## BEGIN Source material

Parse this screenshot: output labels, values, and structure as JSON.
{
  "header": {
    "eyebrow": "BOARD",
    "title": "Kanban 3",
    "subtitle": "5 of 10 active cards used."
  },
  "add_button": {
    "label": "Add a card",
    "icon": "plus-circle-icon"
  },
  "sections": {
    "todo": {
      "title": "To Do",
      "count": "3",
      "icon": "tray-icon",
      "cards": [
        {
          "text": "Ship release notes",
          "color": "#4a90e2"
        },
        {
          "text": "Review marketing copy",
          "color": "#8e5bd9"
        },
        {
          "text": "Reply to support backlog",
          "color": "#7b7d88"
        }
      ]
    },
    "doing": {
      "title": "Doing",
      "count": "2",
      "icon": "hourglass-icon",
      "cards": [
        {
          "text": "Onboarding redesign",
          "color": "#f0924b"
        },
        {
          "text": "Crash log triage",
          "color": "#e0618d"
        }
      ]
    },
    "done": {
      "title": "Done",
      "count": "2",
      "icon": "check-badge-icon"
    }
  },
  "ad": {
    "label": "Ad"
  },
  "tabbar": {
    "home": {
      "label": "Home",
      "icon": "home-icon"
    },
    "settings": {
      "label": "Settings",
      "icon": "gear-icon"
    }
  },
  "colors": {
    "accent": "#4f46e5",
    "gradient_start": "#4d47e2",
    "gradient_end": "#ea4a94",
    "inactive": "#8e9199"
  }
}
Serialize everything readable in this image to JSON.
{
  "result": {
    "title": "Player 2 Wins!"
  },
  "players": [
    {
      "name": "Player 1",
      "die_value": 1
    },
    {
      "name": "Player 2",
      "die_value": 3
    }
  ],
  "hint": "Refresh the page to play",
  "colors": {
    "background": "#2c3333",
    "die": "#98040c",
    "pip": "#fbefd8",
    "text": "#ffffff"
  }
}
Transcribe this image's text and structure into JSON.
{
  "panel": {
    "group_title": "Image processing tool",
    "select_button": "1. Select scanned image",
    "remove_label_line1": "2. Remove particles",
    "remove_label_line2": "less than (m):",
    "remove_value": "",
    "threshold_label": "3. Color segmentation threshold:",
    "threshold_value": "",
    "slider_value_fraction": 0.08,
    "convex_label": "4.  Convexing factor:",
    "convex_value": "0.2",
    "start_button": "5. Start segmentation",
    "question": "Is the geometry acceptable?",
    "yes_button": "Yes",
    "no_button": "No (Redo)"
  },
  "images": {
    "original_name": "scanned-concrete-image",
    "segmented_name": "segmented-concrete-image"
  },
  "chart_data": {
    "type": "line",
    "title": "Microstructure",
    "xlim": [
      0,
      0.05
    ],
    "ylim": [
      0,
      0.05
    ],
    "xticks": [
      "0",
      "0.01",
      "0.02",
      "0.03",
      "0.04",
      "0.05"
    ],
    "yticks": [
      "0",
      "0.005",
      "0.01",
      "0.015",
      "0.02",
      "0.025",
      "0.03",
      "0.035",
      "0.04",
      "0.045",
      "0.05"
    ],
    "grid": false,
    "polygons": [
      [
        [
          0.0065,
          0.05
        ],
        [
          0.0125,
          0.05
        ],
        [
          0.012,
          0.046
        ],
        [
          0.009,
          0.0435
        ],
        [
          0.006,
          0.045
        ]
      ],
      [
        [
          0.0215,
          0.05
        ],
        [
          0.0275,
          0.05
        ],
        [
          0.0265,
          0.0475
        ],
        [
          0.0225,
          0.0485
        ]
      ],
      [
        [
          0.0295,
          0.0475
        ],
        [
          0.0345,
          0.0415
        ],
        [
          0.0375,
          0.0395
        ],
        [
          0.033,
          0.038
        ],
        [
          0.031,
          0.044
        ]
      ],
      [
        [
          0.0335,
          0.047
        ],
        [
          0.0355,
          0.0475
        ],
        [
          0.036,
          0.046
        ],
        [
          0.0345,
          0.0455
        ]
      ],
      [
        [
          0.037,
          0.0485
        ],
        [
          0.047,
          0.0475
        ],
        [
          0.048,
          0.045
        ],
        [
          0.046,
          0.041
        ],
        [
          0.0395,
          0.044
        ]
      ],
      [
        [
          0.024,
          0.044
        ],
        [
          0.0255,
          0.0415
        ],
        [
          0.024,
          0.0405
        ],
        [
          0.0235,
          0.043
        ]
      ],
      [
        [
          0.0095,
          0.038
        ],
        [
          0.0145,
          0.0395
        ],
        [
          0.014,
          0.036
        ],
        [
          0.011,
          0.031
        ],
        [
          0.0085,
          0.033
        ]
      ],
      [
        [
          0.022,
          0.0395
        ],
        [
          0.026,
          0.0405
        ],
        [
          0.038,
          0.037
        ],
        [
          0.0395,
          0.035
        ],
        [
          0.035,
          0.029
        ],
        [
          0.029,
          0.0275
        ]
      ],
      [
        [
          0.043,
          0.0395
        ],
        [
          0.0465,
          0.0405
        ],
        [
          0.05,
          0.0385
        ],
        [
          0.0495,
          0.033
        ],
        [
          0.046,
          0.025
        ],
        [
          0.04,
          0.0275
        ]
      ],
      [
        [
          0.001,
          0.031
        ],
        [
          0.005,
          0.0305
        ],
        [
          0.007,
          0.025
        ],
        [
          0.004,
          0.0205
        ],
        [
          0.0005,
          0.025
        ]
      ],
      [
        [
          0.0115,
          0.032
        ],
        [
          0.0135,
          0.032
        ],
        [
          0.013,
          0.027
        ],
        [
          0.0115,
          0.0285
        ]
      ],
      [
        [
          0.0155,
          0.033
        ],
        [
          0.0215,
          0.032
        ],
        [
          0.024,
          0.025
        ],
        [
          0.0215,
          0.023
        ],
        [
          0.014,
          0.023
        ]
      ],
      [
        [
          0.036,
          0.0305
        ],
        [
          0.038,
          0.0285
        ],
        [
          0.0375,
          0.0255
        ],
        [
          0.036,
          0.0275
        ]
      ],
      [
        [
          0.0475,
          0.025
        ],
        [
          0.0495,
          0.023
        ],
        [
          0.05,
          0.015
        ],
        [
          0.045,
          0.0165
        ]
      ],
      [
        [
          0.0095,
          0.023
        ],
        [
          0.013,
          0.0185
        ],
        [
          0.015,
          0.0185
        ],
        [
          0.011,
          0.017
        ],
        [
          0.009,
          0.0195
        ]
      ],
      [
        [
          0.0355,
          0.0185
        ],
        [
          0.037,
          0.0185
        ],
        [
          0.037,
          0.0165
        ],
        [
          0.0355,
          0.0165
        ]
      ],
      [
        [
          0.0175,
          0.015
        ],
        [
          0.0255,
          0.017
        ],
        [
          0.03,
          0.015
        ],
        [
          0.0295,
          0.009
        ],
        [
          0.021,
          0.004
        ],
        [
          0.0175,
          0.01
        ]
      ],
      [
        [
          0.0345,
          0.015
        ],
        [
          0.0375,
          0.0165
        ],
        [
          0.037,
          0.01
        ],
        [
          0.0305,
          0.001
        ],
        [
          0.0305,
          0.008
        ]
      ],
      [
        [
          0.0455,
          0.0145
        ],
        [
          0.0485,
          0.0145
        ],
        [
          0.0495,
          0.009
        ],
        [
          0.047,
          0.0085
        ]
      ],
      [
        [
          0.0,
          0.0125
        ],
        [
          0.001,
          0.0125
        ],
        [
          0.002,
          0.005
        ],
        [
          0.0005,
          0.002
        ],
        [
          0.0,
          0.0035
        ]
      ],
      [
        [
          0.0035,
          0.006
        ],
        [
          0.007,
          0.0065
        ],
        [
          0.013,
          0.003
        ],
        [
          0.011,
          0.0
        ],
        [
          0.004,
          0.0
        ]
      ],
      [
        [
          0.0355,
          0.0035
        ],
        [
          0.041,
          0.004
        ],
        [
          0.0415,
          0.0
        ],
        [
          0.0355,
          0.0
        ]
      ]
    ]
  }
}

## END Source material

**Exercise description**. Quote the listing in full, please, keeping every line exact.

**Solved problem**.
Parse this screenshot: output labels, values, and structure as JSON.
{
  "header": {
    "eyebrow": "BOARD",
    "title": "Kanban 3",
    "subtitle": "5 of 10 active cards used."
  },
  "add_button": {
    "label": "Add a card",
    "icon": "plus-circle-icon"
  },
  "sections": {
    "todo": {
      "title": "To Do",
      "count": "3",
      "icon": "tray-icon",
      "cards": [
        {
          "text": "Ship release notes",
          "color": "#4a90e2"
        },
        {
          "text": "Review marketing copy",
          "color": "#8e5bd9"
        },
        {
          "text": "Reply to support backlog",
          "color": "#7b7d88"
        }
      ]
    },
    "doing": {
      "title": "Doing",
      "count": "2",
      "icon": "hourglass-icon",
      "cards": [
        {
          "text": "Onboarding redesign",
          "color": "#f0924b"
        },
        {
          "text": "Crash log triage",
          "color": "#e0618d"
        }
      ]
    },
    "done": {
      "title": "Done",
      "count": "2",
      "icon": "check-badge-icon"
    }
  },
  "ad": {
    "label": "Ad"
  },
  "tabbar": {
    "home": {
      "label": "Home",
      "icon": "home-icon"
    },
    "settings": {
      "label": "Settings",
      "icon": "gear-icon"
    }
  },
  "colors": {
    "accent": "#4f46e5",
    "gradient_start": "#4d47e2",
    "gradient_end": "#ea4a94",
    "inactive": "#8e9199"
  }
}
Serialize everything readable in this image to JSON.
{
  "result": {
    "title": "Player 2 Wins!"
  },
  "players": [
    {
      "name": "Player 1",
      "die_value": 1
    },
    {
      "name": "Player 2",
      "die_value": 3
    }
  ],
  "hint": "Refresh the page to play",
  "colors": {
    "background": "#2c3333",
    "die": "#98040c",
    "pip": "#fbefd8",
    "text": "#ffffff"
  }
}
Transcribe this image's text and structure into JSON.
{
  "panel": {
    "group_title": "Image processing tool",
    "select_button": "1. Select scanned image",
    "remove_label_line1": "2. Remove particles",
    "remove_label_line2": "less than (m):",
    "remove_value": "",
    "threshold_label": "3. Color segmentation threshold:",
    "threshold_value": "",
    "slider_value_fraction": 0.08,
    "convex_label": "4.  Convexing factor:",
    "convex_value": "0.2",
    "start_button": "5. Start segmentation",
    "question": "Is the geometry acceptable?",
    "yes_button": "Yes",
    "no_button": "No (Redo)"
  },
  "images": {
    "original_name": "scanned-concrete-image",
    "segmented_name": "segmented-concrete-image"
  },
  "chart_data": {
    "type": "line",
    "title": "Microstructure",
    "xlim": [
      0,
      0.05
    ],
    "ylim": [
      0,
      0.05
    ],
    "xticks": [
      "0",
      "0.01",
      "0.02",
      "0.03",
      "0.04",
      "0.05"
    ],
    "yticks": [
      "0",
      "0.005",
      "0.01",
      "0.015",
      "0.02",
      "0.025",
      "0.03",
      "0.035",
      "0.04",
      "0.045",
      "0.05"
    ],
    "grid": false,
    "polygons": [
      [
        [
          0.0065,
          0.05
        ],
        [
          0.0125,
          0.05
        ],
        [
          0.012,
          0.046
        ],
        [
          0.009,
          0.0435
        ],
        [
          0.006,
          0.045
        ]
      ],
      [
        [
          0.0215,
          0.05
        ],
        [
          0.0275,
          0.05
        ],
        [
          0.0265,
          0.0475
        ],
        [
          0.0225,
          0.0485
        ]
      ],
      [
        [
          0.0295,
          0.0475
        ],
        [
          0.0345,
          0.0415
        ],
        [
          0.0375,
          0.0395
        ],
        [
          0.033,
          0.038
        ],
        [
          0.031,
          0.044
        ]
      ],
      [
        [
          0.0335,
          0.047
        ],
        [
          0.0355,
          0.0475
        ],
        [
          0.036,
          0.046
        ],
        [
          0.0345,
          0.0455
        ]
      ],
      [
        [
          0.037,
          0.0485
        ],
        [
          0.047,
          0.0475
        ],
        [
          0.048,
          0.045
        ],
        [
          0.046,
          0.041
        ],
        [
          0.0395,
          0.044
        ]
      ],
      [
        [
          0.024,
          0.044
        ],
        [
          0.0255,
          0.0415
        ],
        [
          0.024,
          0.0405
        ],
        [
          0.0235,
          0.043
        ]
      ],
      [
        [
          0.0095,
          0.038
        ],
        [
          0.0145,
          0.0395
        ],
        [
          0.014,
          0.036
        ],
        [
          0.011,
          0.031
        ],
        [
          0.0085,
          0.033
        ]
      ],
      [
        [
          0.022,
          0.0395
        ],
        [
          0.026,
          0.0405
        ],
        [
          0.038,
          0.037
        ],
        [
          0.0395,
          0.035
        ],
        [
          0.035,
          0.029
        ],
        [
          0.029,
          0.0275
        ]
      ],
      [
        [
          0.043,
          0.0395
        ],
        [
          0.0465,
          0.0405
        ],
        [
          0.05,
          0.0385
        ],
        [
          0.0495,
          0.033
        ],
        [
          0.046,
          0.025
        ],
        [
          0.04,
          0.0275
        ]
      ],
      [
        [
          0.001,
          0.031
        ],
        [
          0.005,
          0.0305
        ],
        [
          0.007,
          0.025
        ],
        [
          0.004,
          0.0205
        ],
        [
          0.0005,
          0.025
        ]
      ],
      [
        [
          0.0115,
          0.032
        ],
        [
          0.0135,
          0.032
        ],
        [
          0.013,
          0.027
        ],
        [
          0.0115,
          0.0285
        ]
      ],
      [
        [
          0.0155,
          0.033
        ],
        [
          0.0215,
          0.032
        ],
        [
          0.024,
          0.025
        ],
        [
          0.0215,
          0.023
        ],
        [
          0.014,
          0.023
        ]
      ],
      [
        [
          0.036,
          0.0305
        ],
        [
          0.038,
          0.0285
        ],
        [
          0.0375,
          0.0255
        ],
        [
          0.036,
          0.0275
        ]
      ],
      [
        [
          0.0475,
          0.025
        ],
        [
          0.0495,
          0.023
        ],
        [
          0.05,
          0.015
        ],
        [
          0.045,
          0.0165
        ]
      ],
      [
        [
          0.0095,
          0.023
        ],
        [
          0.013,
          0.0185
        ],
        [
          0.015,
          0.0185
        ],
        [
          0.011,
          0.017
        ],
        [
          0.009,
          0.0195
        ]
      ],
      [
        [
          0.0355,
          0.0185
        ],
        [
          0.037,
          0.0185
        ],
        [
          0.037,
          0.0165
        ],
        [
          0.0355,
          0.0165
        ]
      ],
      [
        [
          0.0175,
          0.015
        ],
        [
          0.0255,
          0.017
        ],
        [
          0.03,
          0.015
        ],
        [
          0.0295,
          0.009
        ],
        [
          0.021,
          0.004
        ],
        [
          0.0175,
          0.01
        ]
      ],
      [
        [
          0.0345,
          0.015
        ],
        [
          0.0375,
          0.0165
        ],
        [
          0.037,
          0.01
        ],
        [
          0.0305,
          0.001
        ],
        [
          0.0305,
          0.008
        ]
      ],
      [
        [
          0.0455,
          0.0145
        ],
        [
          0.0485,
          0.0145
        ],
        [
          0.0495,
          0.009
        ],
        [
          0.047,
          0.0085
        ]
      ],
      [
        [
          0.0,
          0.0125
        ],
        [
          0.001,
          0.0125
        ],
        [
          0.002,
          0.005
        ],
        [
          0.0005,
          0.002
        ],
        [
          0.0,
          0.0035
        ]
      ],
      [
        [
          0.0035,
          0.006
        ],
        [
          0.007,
          0.0065
        ],
        [
          0.013,
          0.003
        ],
        [
          0.011,
          0.0
        ],
        [
          0.004,
          0.0
        ]
      ],
      [
        [
          0.0355,
          0.0035
        ],
        [
          0.041,
          0.004
        ],
        [
          0.0415,
          0.0
        ],
        [
          0.0355,
          0.0
        ]
      ]
    ]
  }
}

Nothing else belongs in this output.